_What this task involves_:
Reproduce the lines starting at the one that contains "For every button, label, input, icon, or" and ending at the one that contains "search-icon[interactable]: [944, 11, 968, 35]", including both ends. Leave the pictures out.

_Materials provided_:
"""
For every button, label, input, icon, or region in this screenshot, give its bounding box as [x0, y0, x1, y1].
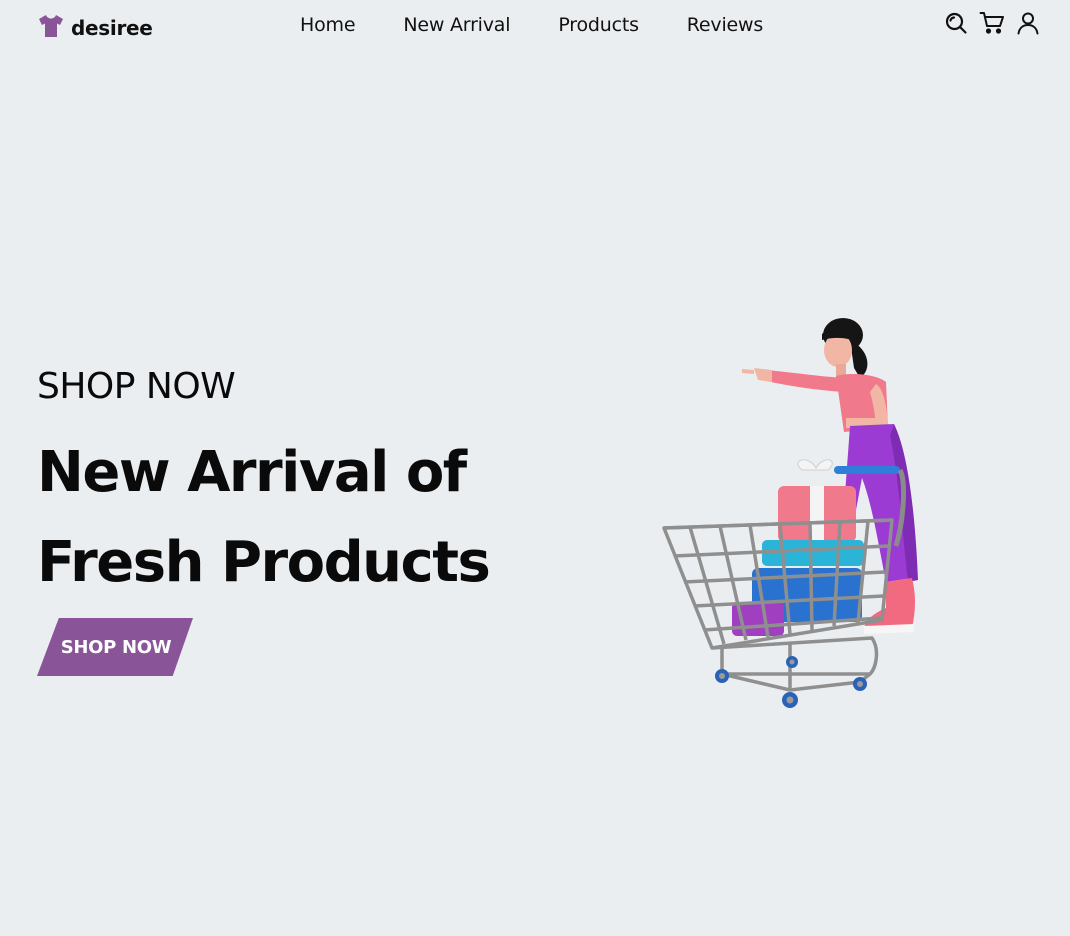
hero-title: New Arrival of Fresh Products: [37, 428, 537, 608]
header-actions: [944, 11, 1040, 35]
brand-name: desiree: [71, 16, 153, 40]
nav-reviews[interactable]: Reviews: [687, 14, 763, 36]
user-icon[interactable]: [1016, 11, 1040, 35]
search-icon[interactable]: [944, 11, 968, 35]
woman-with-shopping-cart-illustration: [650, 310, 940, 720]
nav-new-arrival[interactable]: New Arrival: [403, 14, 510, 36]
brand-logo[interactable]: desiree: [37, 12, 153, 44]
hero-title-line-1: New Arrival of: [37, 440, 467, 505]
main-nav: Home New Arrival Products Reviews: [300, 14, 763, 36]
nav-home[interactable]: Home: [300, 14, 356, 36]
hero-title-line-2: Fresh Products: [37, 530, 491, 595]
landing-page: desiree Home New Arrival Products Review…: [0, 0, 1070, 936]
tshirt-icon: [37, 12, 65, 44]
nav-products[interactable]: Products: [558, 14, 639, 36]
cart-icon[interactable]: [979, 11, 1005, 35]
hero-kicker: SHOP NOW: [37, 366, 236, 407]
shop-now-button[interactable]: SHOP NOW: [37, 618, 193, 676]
"""
"""
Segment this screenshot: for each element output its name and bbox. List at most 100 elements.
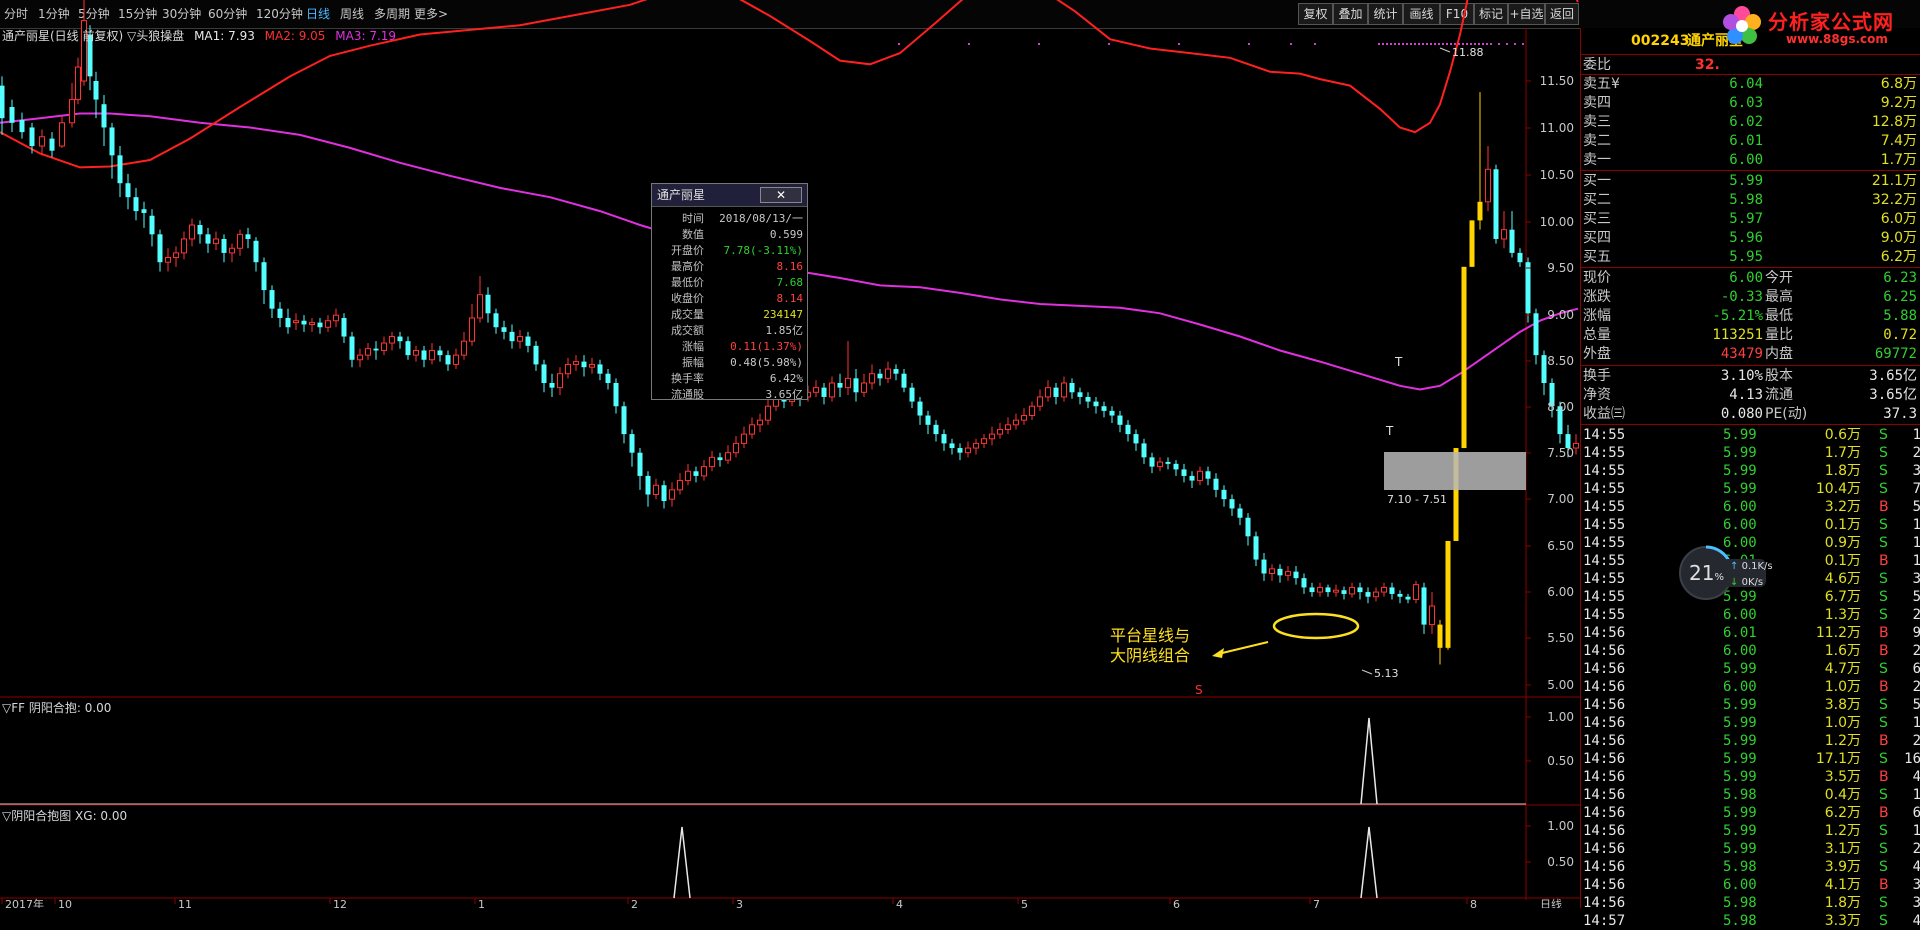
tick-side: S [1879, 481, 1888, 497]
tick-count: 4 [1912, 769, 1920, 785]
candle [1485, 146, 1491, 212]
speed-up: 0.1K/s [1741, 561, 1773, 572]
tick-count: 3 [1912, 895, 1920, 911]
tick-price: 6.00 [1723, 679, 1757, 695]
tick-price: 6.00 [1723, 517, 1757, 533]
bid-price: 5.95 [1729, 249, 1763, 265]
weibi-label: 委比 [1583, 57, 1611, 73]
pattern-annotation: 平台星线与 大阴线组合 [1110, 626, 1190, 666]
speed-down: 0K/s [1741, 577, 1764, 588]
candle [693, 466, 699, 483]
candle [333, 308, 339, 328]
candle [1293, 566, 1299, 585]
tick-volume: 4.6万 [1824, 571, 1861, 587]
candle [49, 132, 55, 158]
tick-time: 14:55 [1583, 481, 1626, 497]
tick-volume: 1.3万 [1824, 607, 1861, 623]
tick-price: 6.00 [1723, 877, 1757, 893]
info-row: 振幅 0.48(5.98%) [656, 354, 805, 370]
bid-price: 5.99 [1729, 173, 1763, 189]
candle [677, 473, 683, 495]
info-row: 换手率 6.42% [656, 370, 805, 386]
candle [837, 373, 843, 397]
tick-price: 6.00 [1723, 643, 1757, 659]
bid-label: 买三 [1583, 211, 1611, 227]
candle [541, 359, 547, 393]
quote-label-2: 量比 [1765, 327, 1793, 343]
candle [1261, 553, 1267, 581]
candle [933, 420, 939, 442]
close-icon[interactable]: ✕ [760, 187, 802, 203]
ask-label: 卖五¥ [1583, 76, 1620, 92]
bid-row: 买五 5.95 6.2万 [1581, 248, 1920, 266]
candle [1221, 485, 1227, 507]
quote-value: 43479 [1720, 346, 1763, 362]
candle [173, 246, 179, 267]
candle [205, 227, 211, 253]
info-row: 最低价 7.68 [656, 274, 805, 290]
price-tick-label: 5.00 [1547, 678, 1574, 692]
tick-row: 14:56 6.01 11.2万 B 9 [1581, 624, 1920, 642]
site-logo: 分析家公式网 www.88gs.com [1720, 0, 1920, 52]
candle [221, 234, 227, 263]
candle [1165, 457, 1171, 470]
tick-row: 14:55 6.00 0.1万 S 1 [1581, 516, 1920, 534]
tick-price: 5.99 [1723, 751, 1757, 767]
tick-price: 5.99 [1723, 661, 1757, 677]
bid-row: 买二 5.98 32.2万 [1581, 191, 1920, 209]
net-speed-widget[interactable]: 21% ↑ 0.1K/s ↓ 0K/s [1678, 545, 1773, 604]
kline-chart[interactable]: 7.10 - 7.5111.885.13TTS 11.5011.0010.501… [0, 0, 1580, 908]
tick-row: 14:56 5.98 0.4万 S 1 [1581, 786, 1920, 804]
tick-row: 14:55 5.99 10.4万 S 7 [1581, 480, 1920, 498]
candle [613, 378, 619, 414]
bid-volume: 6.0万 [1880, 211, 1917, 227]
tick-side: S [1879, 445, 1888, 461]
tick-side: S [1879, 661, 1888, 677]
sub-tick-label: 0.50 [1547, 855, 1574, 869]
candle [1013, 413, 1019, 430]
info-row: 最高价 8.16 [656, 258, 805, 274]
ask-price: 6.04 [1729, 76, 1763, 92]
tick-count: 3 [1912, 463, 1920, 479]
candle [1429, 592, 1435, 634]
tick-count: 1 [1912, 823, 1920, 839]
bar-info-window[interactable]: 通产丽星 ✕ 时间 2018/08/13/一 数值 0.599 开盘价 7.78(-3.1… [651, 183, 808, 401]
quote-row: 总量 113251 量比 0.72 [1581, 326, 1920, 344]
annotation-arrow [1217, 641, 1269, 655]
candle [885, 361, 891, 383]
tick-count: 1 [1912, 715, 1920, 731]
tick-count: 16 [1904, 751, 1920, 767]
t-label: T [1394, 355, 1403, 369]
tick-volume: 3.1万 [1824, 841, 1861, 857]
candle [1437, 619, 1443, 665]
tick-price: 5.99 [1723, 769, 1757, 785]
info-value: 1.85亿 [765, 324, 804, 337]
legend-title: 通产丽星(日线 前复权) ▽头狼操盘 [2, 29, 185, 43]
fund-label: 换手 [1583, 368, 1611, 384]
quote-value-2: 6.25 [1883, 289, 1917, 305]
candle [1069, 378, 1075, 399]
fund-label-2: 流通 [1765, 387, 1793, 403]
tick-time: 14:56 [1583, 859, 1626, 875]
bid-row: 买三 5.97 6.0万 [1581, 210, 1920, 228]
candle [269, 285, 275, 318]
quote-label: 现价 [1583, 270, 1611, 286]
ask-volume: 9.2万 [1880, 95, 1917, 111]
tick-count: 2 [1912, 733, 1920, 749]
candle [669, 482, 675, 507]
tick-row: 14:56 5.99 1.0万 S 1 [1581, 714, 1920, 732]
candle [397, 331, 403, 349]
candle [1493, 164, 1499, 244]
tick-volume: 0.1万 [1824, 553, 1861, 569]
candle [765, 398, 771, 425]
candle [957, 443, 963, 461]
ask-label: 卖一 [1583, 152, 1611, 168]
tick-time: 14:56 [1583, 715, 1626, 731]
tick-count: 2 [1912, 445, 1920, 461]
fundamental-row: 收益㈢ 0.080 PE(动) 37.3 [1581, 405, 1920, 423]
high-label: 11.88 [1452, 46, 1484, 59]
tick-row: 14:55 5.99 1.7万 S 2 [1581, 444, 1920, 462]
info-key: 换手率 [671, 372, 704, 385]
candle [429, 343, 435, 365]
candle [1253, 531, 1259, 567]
"""
"""
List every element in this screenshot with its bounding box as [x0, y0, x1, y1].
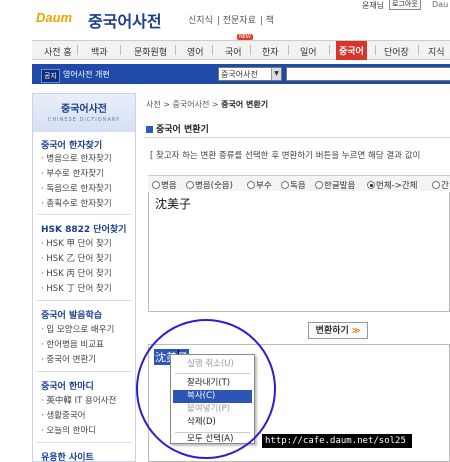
"""
_Final result_:
For every button, label, input, icon, or region in this screenshot, give its bounding box as [x0, y0, x1, y1].
hero-title: New Arrival of Fresh Products: [37, 428, 537, 608]
header-actions: [944, 11, 1040, 35]
brand-name: desiree: [71, 16, 153, 40]
nav-reviews[interactable]: Reviews: [687, 14, 763, 36]
user-icon[interactable]: [1016, 11, 1040, 35]
search-icon[interactable]: [944, 11, 968, 35]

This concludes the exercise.